§ **THE EXERCISE**
Return every record below exactly as written, but leave out the pictures.

§ **EXERCISE MATERIALS**
+---+
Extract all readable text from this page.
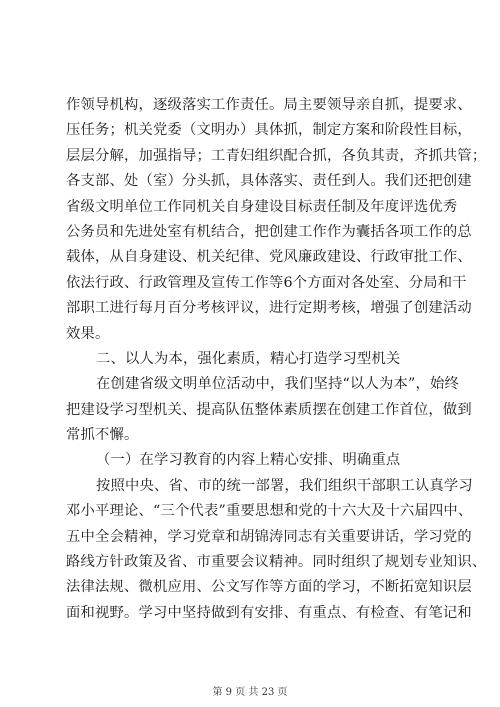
作领导机构，逐级落实工作责任。局主要领导亲自抓，提要求、
压任务；机关党委（文明办）具体抓，制定方案和阶段性目标，
层层分解，加强指导；工青妇组织配合抓，各负其责，齐抓共管；
各支部、处（室）分头抓，具体落实、责任到人。我们还把创建
省级文明单位工作同机关自身建设目标责任制及年度评选优秀
公务员和先进处室有机结合，把创建工作作为囊括各项工作的总
载体，从自身建设、机关纪律、党风廉政建设、行政审批工作、
依法行政、行政管理及宣传工作等6个方面对各处室、分局和干
部职工进行每月百分考核评议，进行定期考核，增强了创建活动
效果。
二、以人为本，强化素质，精心打造学习型机关
在创建省级文明单位活动中，我们坚持“以人为本”，始终
把建设学习型机关、提高队伍整体素质摆在创建工作首位，做到
常抓不懈。
（一）在学习教育的内容上精心安排、明确重点
按照中央、省、市的统一部署，我们组织干部职工认真学习
邓小平理论、“三个代表”重要思想和党的十六大及十六届四中、
五中全会精神，学习党章和胡锦涛同志有关重要讲话，学习党的
路线方针政策及省、市重要会议精神。同时组织了规划专业知识、
法律法规、微机应用、公文写作等方面的学习，不断拓宽知识层
面和视野。学习中坚持做到有安排、有重点、有检查、有笔记和
第 9 页 共 23 页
+---+
§ **ANSWER**
Extract all readable text from this page.
作领导机构，逐级落实工作责任。局主要领导亲自抓，提要求、
压任务；机关党委（文明办）具体抓，制定方案和阶段性目标，
层层分解，加强指导；工青妇组织配合抓，各负其责，齐抓共管；
各支部、处（室）分头抓，具体落实、责任到人。我们还把创建
省级文明单位工作同机关自身建设目标责任制及年度评选优秀
公务员和先进处室有机结合，把创建工作作为囊括各项工作的总
载体，从自身建设、机关纪律、党风廉政建设、行政审批工作、
依法行政、行政管理及宣传工作等6个方面对各处室、分局和干
部职工进行每月百分考核评议，进行定期考核，增强了创建活动
效果。
二、以人为本，强化素质，精心打造学习型机关
在创建省级文明单位活动中，我们坚持“以人为本”，始终
把建设学习型机关、提高队伍整体素质摆在创建工作首位，做到
常抓不懈。
（一）在学习教育的内容上精心安排、明确重点
按照中央、省、市的统一部署，我们组织干部职工认真学习
邓小平理论、“三个代表”重要思想和党的十六大及十六届四中、
五中全会精神，学习党章和胡锦涛同志有关重要讲话，学习党的
路线方针政策及省、市重要会议精神。同时组织了规划专业知识、
法律法规、微机应用、公文写作等方面的学习，不断拓宽知识层
面和视野。学习中坚持做到有安排、有重点、有检查、有笔记和
第 9 页 共 23 页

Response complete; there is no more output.